**DATASET**
----
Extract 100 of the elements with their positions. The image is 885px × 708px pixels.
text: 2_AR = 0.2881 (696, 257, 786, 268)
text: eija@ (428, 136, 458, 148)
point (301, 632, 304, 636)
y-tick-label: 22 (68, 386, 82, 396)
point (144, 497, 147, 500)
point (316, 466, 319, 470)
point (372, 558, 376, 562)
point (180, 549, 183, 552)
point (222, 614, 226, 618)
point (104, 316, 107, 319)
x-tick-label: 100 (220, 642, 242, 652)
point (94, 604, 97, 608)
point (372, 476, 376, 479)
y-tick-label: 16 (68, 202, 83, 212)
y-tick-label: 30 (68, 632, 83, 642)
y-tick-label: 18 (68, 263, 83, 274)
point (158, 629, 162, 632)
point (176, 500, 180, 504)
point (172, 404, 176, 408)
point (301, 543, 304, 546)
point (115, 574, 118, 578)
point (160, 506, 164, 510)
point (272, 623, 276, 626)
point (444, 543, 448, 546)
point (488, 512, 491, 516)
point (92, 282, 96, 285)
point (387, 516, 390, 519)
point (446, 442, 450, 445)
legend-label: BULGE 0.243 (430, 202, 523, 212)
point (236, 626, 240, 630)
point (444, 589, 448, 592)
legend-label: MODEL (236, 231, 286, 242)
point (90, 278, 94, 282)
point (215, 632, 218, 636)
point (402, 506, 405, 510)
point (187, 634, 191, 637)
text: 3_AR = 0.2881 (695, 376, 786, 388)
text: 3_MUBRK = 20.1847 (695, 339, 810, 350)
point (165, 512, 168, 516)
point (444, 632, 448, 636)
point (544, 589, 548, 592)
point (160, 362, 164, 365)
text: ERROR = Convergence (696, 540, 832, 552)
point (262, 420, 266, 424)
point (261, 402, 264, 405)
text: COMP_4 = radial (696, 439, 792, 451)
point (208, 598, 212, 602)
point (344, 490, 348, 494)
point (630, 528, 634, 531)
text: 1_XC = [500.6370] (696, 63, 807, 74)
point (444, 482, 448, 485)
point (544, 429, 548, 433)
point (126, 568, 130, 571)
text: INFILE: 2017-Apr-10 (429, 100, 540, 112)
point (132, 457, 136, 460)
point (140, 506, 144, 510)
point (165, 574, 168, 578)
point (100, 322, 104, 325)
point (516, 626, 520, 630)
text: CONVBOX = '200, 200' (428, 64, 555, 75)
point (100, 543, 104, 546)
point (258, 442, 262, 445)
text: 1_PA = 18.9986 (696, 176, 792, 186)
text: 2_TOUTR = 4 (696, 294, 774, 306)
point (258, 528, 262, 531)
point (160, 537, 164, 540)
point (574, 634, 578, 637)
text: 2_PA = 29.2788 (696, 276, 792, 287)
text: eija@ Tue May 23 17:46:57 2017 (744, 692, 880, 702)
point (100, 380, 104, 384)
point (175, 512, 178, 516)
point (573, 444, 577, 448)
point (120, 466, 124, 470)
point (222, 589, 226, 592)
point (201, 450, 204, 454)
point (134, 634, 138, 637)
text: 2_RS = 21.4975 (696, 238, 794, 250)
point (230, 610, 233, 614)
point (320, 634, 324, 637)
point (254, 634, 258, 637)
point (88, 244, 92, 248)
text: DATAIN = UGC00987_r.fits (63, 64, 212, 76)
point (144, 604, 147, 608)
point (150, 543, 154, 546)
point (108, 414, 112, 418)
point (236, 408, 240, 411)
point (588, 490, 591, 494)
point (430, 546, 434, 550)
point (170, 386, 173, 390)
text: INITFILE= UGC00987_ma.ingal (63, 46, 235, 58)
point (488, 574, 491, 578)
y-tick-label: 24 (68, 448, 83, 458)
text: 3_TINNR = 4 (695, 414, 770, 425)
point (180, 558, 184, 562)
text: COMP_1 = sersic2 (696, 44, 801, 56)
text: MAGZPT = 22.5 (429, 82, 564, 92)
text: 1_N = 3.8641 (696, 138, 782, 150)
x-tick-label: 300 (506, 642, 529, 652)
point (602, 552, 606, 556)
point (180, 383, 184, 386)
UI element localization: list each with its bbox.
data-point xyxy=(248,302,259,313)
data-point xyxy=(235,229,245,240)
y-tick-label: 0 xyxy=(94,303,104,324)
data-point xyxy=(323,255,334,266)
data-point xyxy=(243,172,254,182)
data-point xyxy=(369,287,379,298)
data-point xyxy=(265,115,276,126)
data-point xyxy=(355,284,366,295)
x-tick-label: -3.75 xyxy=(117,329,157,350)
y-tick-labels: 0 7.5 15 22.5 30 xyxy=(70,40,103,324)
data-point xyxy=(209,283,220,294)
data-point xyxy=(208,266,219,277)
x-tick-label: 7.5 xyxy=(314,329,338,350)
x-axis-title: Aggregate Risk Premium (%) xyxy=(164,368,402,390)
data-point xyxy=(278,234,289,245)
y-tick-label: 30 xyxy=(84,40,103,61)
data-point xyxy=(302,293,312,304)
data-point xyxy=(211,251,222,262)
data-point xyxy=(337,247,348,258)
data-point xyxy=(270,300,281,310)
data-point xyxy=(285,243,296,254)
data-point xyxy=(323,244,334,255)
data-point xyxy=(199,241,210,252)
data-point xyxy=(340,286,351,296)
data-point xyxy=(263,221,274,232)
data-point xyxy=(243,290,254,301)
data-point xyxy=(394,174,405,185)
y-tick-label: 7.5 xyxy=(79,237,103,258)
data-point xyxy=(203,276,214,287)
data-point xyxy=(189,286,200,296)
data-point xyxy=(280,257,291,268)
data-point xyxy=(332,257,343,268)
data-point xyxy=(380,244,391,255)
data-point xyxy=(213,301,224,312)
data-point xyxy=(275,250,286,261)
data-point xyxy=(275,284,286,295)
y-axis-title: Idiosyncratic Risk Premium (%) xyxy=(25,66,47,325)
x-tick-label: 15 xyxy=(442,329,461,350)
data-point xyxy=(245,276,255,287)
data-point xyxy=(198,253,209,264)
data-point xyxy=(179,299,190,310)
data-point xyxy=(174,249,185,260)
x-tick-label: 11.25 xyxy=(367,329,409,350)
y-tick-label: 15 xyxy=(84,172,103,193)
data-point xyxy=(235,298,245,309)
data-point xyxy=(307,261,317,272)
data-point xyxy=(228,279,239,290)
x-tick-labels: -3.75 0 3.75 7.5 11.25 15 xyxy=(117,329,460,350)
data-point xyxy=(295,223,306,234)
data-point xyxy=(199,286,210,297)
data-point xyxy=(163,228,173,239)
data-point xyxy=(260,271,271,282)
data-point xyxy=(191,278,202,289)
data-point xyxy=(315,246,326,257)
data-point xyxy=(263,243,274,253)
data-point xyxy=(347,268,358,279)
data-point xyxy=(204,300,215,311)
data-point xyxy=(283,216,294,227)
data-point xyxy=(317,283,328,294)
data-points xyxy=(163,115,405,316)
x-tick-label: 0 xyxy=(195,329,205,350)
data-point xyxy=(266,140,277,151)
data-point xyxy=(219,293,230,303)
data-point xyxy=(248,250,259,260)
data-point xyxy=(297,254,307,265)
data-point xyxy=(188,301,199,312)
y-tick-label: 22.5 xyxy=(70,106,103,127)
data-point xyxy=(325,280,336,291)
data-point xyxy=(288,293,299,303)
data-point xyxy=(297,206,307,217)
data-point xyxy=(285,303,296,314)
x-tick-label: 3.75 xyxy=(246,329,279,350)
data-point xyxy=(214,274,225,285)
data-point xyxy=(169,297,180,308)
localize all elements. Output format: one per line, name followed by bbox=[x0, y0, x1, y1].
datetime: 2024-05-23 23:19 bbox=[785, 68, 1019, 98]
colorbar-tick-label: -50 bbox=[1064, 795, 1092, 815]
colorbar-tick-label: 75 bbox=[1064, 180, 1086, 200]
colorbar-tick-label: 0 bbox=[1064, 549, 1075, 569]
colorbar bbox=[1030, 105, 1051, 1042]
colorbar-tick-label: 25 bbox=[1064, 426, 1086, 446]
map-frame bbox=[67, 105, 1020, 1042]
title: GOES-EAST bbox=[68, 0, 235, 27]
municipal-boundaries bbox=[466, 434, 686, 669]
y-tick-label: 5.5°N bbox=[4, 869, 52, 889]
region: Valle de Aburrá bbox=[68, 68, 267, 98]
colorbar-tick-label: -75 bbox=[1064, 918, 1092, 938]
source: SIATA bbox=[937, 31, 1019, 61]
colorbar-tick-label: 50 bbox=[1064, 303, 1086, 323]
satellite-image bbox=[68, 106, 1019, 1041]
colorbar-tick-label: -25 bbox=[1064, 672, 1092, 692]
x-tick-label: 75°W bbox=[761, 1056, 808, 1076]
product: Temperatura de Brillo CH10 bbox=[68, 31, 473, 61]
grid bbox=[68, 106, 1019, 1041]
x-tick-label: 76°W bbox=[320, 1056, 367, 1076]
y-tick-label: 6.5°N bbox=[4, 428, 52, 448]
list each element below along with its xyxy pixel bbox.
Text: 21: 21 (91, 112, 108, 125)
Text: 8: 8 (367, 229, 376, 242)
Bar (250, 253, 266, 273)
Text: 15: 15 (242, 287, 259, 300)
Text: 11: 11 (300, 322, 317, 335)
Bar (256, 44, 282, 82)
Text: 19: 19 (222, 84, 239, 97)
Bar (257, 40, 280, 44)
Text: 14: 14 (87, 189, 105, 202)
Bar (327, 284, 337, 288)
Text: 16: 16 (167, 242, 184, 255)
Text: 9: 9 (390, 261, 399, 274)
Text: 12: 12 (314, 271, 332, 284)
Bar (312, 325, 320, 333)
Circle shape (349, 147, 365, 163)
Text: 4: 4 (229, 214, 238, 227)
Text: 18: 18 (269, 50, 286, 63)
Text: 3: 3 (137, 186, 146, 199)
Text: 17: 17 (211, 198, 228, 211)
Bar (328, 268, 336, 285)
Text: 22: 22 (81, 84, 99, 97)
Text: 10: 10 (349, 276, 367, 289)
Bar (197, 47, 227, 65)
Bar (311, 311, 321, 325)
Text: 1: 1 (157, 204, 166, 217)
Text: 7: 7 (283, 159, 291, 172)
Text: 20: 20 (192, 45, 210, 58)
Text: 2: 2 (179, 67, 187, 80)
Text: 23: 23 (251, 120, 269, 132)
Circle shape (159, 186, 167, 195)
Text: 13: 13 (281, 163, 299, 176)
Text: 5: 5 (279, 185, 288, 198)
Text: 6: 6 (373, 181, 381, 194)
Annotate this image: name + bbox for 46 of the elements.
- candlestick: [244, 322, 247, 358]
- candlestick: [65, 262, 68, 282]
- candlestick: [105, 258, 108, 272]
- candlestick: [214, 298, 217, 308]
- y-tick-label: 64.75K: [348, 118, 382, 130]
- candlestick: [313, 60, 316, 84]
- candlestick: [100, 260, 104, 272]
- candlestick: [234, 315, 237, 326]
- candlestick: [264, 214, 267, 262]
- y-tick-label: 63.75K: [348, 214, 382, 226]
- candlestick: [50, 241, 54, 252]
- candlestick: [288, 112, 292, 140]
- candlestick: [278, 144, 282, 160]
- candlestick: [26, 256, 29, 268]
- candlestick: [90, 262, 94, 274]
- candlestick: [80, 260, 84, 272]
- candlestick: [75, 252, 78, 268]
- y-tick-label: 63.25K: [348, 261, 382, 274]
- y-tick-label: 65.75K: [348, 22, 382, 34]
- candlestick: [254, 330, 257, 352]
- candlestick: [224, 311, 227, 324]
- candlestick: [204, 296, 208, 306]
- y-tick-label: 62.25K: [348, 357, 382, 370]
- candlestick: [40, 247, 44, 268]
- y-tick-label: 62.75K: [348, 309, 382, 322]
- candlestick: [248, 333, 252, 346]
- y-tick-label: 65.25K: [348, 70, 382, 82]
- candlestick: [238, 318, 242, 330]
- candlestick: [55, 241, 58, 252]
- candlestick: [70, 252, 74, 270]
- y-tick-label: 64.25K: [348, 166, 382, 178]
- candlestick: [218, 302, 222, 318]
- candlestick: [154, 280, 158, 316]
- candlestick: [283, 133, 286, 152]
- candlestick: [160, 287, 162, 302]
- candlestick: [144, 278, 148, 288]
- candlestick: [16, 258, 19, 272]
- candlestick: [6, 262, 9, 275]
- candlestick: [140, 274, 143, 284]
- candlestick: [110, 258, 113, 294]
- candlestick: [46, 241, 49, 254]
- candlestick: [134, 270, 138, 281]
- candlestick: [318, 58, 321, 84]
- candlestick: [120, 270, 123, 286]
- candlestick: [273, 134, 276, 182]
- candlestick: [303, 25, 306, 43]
----
**DIRECTIONS**
Rewrite as a JSON list of strings, one per line with blank lines left out, the lines of the material starting with the first line and going on through the line containing "text: 2_TOUTR = 4 (696, 294, 774, 306)".

**CORRECT RESPONSE**
[
  "Extract 100 of the elements with their positions. The image is 885px × 708px pixels.",
  "text: 2_AR = 0.2881 (696, 257, 786, 268)",
  "text: eija@ (428, 136, 458, 148)",
  "point (301, 632, 304, 636)",
  "y-tick-label: 22 (68, 386, 82, 396)",
  "point (144, 497, 147, 500)",
  "point (316, 466, 319, 470)",
  "point (372, 558, 376, 562)",
  "point (180, 549, 183, 552)",
  "point (222, 614, 226, 618)",
  "point (104, 316, 107, 319)",
  "x-tick-label: 100 (220, 642, 242, 652)",
  "point (94, 604, 97, 608)",
  "point (372, 476, 376, 479)",
  "y-tick-label: 16 (68, 202, 83, 212)",
  "y-tick-label: 30 (68, 632, 83, 642)",
  "y-tick-label: 18 (68, 263, 83, 274)",
  "point (158, 629, 162, 632)",
  "point (176, 500, 180, 504)",
  "point (172, 404, 176, 408)",
  "point (301, 543, 304, 546)",
  "point (115, 574, 118, 578)",
  "point (160, 506, 164, 510)",
  "point (272, 623, 276, 626)",
  "point (444, 543, 448, 546)",
  "point (488, 512, 491, 516)",
  "point (92, 282, 96, 285)",
  "point (387, 516, 390, 519)",
  "point (446, 442, 450, 445)",
  "legend-label: BULGE 0.243 (430, 202, 523, 212)",
  "point (236, 626, 240, 630)",
  "point (444, 589, 448, 592)",
  "legend-label: MODEL (236, 231, 286, 242)",
  "point (90, 278, 94, 282)",
  "point (215, 632, 218, 636)",
  "point (402, 506, 405, 510)",
  "point (187, 634, 191, 637)",
  "text: 3_AR = 0.2881 (695, 376, 786, 388)",
  "text: 3_MUBRK = 20.1847 (695, 339, 810, 350)",
  "point (165, 512, 168, 516)",
  "point (444, 632, 448, 636)",
  "point (544, 589, 548, 592)",
  "point (160, 362, 164, 365)",
  "text: ERROR = Convergence (696, 540, 832, 552)",
  "point (262, 420, 266, 424)",
  "point (261, 402, 264, 405)",
  "text: COMP_4 = radial (696, 439, 792, 451)",
  "point (208, 598, 212, 602)",
  "point (344, 490, 348, 494)",
  "point (630, 528, 634, 531)",
  "text: 1_XC = [500.6370] (696, 63, 807, 74)",
  "point (444, 482, 448, 485)",
  "point (544, 429, 548, 433)",
  "point (126, 568, 130, 571)",
  "text: INFILE: 2017-Apr-10 (429, 100, 540, 112)",
  "point (132, 457, 136, 460)",
  "point (140, 506, 144, 510)",
  "point (165, 574, 168, 578)",
  "point (100, 322, 104, 325)",
  "point (516, 626, 520, 630)",
  "text: CONVBOX = '200, 200' (428, 64, 555, 75)",
  "point (100, 543, 104, 546)",
  "point (258, 442, 262, 445)",
  "text: 1_PA = 18.9986 (696, 176, 792, 186)",
  "text: 2_TOUTR = 4 (696, 294, 774, 306)"
]